読む文章.
<<<<

詩はどこにあるか(谷内修三の読書日記)

日々、読んだ本の感想。ときには映画の感想も。

黒沢清監督「スパイの妻 劇場版」(★★)

2020-10-20 15:26:45 | 映画
黒沢清監督「スパイの妻 劇場版」(★★)(2020年10月20日、KBCシネマ1)

監督 黒沢清 出演 蒼井優、高橋一生

 黒沢清は何を撮ろうとしているのか。私は、そんなに多くの作品を見ているわけでもない。見た作品も、ほとんと覚えていない。私とは、相性が悪いのだろう。
 思うことは、ただひとつ。
 黒沢は、古い映画をたくさん知っているに違いない。1950年代、あるいはそれ以前のものもあるかもしれない。スクリーンの枠組みというが、絵のなかにしめる人物の位置が、どうも古くさい。私が映画館で映画を見るようになってから見た映画というよりも、テレビで見た白黒フィルム(テレビ自体が白黒だったが)やリバイバルとしてみた白黒フィルムの感じに非常に似ている。
 この映画のなかには、実際に、主人公が妻をつかって撮ったフィルムが流されるが、それは「出色」。その映画中映画のもっているニュアンス、トーンが、まあ、黒沢が狙っている映画ということになるのだろう。
 全編を白黒で撮ると、この映画はなかなかおもしろいものになると思う。
 出だしの英国人を逮捕するときの建物の前の刑事ふたり。ひとりが白い服。一人が(忘れたが、白くない服)、その間にカーキー色の軍人(?)が入り込む。カラーだと、色がうるさくて、緊張感がそがれる。
 森の中を車が走るシーン、木の間から見える空(光)と樹木の形(影)のコントラスト。これなども、黒沢明の「羅生門」に通じるものをもっているかもしれない。モノクロ映画ならば。
 さらに、登場人物たちの、妙にのっぺりした顔(クライマックスまでは、まるで能面)のように、目鼻の輪郭があるだけで、陰影がない。モノクロというよりも、無声映画時代の「顔さえ見せておけば、セリフなんてどうでもいい」という時代の撮り方だなあ。

>>>>

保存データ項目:
<<<<

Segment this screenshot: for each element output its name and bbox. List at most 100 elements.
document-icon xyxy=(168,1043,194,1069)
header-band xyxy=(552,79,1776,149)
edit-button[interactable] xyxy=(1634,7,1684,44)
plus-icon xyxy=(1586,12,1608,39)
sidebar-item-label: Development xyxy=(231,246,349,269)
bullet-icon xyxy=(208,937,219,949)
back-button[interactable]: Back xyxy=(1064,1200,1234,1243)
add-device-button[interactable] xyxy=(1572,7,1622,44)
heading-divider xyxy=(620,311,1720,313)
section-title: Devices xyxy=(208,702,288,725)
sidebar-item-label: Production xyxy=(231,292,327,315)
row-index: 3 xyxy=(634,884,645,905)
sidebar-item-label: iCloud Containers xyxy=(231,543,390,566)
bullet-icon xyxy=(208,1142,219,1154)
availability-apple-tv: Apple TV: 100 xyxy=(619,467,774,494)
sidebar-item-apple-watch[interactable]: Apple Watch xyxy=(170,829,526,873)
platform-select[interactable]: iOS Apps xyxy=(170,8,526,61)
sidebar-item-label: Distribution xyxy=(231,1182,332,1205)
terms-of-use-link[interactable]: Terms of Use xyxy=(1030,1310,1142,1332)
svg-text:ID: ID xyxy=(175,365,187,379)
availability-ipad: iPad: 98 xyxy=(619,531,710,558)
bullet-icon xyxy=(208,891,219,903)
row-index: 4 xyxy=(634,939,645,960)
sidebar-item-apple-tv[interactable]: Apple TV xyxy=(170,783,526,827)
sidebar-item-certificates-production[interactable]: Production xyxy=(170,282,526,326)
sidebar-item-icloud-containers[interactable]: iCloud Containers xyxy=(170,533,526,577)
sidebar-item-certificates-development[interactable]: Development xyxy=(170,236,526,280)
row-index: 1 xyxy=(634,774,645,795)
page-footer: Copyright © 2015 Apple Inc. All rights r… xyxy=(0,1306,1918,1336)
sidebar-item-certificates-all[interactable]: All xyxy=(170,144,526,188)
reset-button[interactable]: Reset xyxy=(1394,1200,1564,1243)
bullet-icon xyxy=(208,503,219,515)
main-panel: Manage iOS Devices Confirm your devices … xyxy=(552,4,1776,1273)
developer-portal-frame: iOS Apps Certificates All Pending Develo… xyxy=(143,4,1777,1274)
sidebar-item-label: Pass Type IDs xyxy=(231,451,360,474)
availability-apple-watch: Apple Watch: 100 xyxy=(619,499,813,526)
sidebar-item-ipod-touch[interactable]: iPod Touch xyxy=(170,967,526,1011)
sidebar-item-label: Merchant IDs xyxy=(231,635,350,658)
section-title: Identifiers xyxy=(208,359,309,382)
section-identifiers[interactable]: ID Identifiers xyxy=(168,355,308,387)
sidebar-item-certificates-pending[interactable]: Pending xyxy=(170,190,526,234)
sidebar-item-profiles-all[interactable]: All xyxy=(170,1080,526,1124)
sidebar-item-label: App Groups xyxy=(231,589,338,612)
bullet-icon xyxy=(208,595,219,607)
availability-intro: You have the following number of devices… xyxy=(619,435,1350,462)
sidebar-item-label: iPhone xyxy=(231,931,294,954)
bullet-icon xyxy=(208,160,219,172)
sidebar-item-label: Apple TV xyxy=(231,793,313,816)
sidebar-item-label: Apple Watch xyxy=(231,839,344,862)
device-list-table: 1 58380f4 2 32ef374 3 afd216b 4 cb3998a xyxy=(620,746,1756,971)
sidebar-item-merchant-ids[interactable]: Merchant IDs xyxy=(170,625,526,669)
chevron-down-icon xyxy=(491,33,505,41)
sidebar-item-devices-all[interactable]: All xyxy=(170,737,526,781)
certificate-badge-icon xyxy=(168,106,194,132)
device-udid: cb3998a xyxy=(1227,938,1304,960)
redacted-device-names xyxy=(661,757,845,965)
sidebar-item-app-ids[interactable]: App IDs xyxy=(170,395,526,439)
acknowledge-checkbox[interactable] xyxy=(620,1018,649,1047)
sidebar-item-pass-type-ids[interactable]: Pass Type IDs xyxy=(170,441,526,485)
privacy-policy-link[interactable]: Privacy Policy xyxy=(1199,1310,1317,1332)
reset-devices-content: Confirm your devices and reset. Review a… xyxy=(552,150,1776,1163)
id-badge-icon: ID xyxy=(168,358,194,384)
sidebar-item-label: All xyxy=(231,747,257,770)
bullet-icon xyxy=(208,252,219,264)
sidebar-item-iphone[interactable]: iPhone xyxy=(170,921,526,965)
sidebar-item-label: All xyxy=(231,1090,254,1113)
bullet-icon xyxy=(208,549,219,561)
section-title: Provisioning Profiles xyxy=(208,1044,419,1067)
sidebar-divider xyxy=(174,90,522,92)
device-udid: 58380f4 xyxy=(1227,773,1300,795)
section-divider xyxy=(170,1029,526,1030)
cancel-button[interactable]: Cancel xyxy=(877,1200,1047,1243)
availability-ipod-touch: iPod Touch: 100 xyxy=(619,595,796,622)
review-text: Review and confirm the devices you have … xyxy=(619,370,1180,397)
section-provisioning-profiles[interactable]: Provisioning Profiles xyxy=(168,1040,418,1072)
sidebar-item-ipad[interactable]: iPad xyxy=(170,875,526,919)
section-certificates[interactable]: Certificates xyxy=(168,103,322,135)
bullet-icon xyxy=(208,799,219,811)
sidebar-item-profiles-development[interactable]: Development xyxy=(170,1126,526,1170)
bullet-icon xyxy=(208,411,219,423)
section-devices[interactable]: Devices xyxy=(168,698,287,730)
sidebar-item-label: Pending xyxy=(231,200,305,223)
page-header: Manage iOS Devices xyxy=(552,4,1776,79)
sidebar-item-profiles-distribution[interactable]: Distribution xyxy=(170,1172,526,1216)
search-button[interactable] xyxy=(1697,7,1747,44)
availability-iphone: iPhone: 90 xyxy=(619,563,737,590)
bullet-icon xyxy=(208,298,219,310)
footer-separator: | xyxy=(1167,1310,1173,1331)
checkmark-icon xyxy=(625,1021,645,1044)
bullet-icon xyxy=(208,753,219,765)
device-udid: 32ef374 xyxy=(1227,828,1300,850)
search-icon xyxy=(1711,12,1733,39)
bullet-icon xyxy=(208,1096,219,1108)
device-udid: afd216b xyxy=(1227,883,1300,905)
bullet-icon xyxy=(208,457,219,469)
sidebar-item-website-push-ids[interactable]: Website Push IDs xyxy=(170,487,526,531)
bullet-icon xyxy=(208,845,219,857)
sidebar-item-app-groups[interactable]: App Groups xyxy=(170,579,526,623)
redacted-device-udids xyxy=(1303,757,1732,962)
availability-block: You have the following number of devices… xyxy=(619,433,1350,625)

>>>>

作業内容. 「スパイの妻」の映画評から、「日々、読んだ本の感想。ときには映画の感想も。」を含む語句で始まり「私とは、相性が悪いのだろう。」で終わる部分を一字も変えずに引用してください。 上の各行は使わなくてかまいません。

出力.
日々、読んだ本の感想。ときには映画の感想も。

黒沢清監督「スパイの妻 劇場版」(★★)

2020-10-20 15:26:45 | 映画
黒沢清監督「スパイの妻 劇場版」(★★)(2020年10月20日、KBCシネマ1)

監督 黒沢清 出演 蒼井優、高橋一生

 黒沢清は何を撮ろうとしているのか。私は、そんなに多くの作品を見ているわけでもない。見た作品も、ほとんと覚えていない。私とは、相性が悪いのだろう。